Requirements: Gather the lines from the material that contain "ylabel".
____
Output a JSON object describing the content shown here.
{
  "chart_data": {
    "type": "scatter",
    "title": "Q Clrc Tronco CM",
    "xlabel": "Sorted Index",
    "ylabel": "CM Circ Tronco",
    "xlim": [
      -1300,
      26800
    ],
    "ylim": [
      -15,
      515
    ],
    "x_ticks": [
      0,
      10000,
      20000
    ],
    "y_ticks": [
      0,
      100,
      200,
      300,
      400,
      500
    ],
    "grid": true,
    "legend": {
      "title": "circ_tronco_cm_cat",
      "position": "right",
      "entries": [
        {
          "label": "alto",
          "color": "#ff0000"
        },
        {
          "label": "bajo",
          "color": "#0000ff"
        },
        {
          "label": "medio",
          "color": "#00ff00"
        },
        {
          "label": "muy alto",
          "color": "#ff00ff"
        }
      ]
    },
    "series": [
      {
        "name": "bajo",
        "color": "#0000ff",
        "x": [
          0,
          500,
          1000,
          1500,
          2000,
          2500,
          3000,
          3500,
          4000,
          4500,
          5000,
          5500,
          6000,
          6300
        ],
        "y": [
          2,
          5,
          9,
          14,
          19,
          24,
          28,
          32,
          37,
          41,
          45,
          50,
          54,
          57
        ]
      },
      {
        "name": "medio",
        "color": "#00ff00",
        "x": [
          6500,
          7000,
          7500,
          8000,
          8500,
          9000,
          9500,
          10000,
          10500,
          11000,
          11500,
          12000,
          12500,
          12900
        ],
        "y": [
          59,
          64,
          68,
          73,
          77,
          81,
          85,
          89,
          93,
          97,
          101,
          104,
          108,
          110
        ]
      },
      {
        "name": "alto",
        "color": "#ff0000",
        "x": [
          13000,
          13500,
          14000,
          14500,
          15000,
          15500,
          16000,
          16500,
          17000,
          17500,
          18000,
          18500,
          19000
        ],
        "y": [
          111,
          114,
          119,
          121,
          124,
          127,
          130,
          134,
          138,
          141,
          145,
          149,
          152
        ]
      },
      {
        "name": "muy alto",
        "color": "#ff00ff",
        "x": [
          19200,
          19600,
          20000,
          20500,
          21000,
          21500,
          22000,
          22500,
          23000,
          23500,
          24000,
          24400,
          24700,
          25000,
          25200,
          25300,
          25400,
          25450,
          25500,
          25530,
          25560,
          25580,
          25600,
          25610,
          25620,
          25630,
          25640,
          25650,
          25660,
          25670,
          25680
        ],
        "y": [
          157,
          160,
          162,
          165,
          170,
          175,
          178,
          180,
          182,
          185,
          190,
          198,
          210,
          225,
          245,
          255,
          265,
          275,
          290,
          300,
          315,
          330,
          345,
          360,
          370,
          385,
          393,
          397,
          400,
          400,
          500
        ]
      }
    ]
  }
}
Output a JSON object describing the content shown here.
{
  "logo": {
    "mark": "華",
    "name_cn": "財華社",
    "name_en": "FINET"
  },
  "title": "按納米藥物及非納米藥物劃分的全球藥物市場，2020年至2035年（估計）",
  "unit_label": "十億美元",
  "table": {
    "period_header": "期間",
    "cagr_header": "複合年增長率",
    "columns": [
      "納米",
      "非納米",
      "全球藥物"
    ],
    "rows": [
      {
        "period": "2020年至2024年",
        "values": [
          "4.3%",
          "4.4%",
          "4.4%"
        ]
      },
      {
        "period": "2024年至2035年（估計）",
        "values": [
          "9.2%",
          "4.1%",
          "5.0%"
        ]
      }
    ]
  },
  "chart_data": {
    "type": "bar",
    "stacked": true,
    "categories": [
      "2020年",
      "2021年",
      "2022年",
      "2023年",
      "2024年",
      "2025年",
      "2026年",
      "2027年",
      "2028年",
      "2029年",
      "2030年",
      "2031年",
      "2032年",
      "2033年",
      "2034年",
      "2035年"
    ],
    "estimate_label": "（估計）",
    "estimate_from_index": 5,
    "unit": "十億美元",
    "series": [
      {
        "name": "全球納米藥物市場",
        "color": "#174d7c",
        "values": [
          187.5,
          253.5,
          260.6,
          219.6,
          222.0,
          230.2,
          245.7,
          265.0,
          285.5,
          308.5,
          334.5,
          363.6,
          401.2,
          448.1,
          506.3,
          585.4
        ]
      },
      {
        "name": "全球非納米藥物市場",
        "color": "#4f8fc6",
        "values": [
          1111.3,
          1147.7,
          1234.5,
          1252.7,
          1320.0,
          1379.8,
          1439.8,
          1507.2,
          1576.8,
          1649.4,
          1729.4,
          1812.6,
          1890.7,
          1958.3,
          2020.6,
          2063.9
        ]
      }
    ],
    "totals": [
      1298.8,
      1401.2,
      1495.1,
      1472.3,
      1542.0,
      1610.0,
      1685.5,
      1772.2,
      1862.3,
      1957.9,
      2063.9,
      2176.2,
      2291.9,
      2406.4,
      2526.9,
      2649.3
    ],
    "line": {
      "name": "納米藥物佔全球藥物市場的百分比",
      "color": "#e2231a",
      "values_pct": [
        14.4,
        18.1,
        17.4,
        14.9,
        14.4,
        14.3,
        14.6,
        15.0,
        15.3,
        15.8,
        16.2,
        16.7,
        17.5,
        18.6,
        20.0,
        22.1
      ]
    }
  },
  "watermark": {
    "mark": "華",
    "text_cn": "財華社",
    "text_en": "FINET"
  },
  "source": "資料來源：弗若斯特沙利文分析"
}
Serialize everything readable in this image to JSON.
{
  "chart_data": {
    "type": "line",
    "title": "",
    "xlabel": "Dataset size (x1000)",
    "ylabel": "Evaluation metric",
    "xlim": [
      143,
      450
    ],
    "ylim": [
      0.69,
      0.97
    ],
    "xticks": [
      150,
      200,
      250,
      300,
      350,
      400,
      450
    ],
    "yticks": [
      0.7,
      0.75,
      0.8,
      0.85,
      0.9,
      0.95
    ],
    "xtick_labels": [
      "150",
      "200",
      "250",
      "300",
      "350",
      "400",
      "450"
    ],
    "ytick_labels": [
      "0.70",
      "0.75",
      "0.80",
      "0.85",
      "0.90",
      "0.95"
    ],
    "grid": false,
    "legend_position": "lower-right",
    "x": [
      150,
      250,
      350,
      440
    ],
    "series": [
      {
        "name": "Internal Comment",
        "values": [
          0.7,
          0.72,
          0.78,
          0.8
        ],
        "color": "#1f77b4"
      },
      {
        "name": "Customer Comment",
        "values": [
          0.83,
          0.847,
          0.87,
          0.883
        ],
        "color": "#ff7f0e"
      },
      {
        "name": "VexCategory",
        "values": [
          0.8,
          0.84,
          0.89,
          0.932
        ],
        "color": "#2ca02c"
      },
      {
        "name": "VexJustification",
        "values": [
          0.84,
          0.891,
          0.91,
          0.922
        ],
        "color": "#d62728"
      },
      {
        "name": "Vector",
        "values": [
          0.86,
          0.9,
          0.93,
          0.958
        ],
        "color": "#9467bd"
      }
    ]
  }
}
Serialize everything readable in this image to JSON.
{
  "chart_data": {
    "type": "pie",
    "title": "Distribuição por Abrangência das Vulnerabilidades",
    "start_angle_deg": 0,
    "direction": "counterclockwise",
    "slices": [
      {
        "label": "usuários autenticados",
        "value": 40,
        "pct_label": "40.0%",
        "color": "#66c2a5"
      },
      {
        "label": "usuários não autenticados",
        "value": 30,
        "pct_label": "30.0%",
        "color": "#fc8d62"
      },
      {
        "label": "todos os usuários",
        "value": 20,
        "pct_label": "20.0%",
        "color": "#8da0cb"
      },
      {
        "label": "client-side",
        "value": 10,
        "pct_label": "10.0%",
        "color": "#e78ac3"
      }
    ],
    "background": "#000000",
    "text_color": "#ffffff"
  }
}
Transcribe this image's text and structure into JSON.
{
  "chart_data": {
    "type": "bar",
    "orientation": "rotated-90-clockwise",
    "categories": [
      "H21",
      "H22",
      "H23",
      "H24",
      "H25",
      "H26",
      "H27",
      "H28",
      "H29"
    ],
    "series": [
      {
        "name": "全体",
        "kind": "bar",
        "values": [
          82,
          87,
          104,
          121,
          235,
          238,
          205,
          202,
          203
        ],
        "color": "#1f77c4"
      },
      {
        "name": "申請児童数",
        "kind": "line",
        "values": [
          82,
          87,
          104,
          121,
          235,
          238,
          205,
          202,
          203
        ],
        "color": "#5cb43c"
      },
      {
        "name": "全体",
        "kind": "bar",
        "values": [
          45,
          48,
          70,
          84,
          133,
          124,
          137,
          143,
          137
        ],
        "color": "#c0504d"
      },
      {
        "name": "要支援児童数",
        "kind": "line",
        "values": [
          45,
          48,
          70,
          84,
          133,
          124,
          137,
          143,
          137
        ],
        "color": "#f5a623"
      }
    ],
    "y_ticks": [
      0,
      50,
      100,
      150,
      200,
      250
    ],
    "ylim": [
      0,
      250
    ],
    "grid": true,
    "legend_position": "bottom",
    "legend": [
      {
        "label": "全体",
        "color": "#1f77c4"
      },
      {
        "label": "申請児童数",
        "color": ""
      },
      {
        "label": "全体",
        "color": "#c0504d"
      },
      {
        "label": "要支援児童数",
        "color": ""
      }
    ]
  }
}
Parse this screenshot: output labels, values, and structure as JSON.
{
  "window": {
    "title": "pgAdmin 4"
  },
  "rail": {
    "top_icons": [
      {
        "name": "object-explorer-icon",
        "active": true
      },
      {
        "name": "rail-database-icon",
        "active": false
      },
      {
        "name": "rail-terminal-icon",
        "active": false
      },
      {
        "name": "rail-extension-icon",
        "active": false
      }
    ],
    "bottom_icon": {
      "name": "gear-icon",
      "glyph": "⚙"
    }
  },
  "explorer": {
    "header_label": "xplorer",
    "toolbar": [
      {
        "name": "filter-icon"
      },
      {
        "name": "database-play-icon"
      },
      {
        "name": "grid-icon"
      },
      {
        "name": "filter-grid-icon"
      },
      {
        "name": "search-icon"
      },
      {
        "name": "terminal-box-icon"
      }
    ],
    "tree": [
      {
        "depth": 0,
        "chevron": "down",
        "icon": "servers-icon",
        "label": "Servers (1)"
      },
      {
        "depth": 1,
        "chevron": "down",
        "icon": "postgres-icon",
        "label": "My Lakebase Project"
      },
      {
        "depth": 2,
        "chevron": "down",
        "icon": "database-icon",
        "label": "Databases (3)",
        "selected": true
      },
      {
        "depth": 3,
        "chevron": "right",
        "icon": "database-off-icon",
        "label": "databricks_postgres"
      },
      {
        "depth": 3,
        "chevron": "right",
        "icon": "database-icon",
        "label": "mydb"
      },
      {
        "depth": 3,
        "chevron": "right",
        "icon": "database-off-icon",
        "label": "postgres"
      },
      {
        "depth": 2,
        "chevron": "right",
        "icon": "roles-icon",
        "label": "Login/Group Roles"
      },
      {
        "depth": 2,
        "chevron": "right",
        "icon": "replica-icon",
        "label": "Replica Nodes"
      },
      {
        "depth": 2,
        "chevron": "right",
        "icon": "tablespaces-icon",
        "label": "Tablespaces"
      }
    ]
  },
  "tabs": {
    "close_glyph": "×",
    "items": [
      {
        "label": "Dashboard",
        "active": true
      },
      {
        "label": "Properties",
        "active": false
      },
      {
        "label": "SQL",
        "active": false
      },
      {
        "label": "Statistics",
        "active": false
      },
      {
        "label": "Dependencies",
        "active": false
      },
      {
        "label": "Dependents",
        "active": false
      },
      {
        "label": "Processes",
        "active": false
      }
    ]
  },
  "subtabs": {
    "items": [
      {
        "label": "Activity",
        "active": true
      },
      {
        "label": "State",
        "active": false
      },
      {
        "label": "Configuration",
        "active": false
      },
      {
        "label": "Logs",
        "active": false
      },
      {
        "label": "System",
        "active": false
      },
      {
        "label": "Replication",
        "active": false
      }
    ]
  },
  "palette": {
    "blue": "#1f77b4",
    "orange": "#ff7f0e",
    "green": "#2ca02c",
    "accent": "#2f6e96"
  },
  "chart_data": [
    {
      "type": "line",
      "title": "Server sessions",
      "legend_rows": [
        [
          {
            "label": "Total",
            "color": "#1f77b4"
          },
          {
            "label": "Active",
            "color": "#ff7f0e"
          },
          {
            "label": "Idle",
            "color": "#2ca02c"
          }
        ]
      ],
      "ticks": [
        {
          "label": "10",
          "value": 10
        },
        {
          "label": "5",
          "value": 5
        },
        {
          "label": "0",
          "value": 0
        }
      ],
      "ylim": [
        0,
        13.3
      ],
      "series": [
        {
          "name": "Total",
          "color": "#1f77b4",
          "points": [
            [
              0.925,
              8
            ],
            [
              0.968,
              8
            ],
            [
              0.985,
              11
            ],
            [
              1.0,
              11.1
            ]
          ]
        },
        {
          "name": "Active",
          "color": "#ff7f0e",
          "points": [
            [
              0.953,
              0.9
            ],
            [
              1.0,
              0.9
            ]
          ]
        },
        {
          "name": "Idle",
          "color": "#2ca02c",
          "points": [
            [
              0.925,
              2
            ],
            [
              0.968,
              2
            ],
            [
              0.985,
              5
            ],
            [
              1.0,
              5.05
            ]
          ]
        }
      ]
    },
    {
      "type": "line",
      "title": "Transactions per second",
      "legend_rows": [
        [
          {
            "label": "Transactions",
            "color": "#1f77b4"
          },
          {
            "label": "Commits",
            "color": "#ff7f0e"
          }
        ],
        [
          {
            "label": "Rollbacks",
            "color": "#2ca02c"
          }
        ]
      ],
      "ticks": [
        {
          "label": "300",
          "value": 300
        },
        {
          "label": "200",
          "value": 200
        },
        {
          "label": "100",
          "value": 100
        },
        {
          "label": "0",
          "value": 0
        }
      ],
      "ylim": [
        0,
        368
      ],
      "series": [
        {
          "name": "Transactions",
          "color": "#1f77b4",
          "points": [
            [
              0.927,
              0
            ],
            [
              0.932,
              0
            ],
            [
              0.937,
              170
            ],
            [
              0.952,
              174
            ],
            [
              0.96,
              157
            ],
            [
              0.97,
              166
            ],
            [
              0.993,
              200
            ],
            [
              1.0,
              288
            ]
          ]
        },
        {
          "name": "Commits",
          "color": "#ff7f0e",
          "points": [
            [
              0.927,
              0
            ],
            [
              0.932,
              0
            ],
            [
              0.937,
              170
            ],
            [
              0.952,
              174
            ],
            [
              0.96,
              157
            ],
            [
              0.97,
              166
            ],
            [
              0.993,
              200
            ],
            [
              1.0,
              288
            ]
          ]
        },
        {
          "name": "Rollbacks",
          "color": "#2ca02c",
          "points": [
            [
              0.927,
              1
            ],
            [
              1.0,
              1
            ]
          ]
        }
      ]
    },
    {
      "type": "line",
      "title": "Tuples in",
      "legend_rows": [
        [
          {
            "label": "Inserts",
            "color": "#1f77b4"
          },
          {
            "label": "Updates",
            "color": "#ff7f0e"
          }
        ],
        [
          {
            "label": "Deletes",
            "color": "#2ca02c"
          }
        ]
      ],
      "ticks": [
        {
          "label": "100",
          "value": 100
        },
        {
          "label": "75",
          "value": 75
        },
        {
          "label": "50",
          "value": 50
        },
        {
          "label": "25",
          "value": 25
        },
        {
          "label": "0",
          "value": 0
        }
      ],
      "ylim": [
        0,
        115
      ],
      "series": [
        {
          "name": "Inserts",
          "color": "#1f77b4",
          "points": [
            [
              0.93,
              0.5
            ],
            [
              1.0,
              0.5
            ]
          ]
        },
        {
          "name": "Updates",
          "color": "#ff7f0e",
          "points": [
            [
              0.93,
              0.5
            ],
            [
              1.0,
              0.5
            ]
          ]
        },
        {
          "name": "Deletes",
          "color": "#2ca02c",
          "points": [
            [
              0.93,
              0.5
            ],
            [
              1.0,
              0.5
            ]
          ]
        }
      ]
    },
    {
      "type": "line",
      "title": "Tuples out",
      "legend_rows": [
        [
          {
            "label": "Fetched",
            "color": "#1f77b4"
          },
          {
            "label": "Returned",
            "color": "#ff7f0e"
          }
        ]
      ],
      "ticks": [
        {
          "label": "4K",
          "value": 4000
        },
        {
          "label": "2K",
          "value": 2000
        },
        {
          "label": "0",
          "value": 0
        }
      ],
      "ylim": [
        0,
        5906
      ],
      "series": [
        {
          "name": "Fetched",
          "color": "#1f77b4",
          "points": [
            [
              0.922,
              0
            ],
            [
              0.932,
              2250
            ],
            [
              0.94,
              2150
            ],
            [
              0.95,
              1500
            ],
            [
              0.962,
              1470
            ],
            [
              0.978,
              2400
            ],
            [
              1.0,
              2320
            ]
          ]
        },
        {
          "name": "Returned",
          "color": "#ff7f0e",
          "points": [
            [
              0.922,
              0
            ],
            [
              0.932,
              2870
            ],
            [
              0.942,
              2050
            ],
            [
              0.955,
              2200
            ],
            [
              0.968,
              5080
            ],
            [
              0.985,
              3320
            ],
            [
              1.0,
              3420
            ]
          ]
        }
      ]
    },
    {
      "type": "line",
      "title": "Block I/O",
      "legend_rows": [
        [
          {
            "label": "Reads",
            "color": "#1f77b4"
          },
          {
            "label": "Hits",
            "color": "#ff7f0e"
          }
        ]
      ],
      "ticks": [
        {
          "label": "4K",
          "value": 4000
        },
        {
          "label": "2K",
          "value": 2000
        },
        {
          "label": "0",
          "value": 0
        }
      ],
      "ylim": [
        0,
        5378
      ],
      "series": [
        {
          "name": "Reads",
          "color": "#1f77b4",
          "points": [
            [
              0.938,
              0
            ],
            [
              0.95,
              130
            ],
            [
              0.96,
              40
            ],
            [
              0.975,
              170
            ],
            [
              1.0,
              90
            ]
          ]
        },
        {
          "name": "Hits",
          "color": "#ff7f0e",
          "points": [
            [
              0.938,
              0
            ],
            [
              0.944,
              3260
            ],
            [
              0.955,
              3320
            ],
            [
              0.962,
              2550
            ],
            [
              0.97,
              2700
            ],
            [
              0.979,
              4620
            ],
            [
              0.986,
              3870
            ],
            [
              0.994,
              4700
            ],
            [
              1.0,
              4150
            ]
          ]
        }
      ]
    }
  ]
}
____
The solution:
    "ylabel": "CM Circ Tronco",
    "ylabel": "Evaluation metric",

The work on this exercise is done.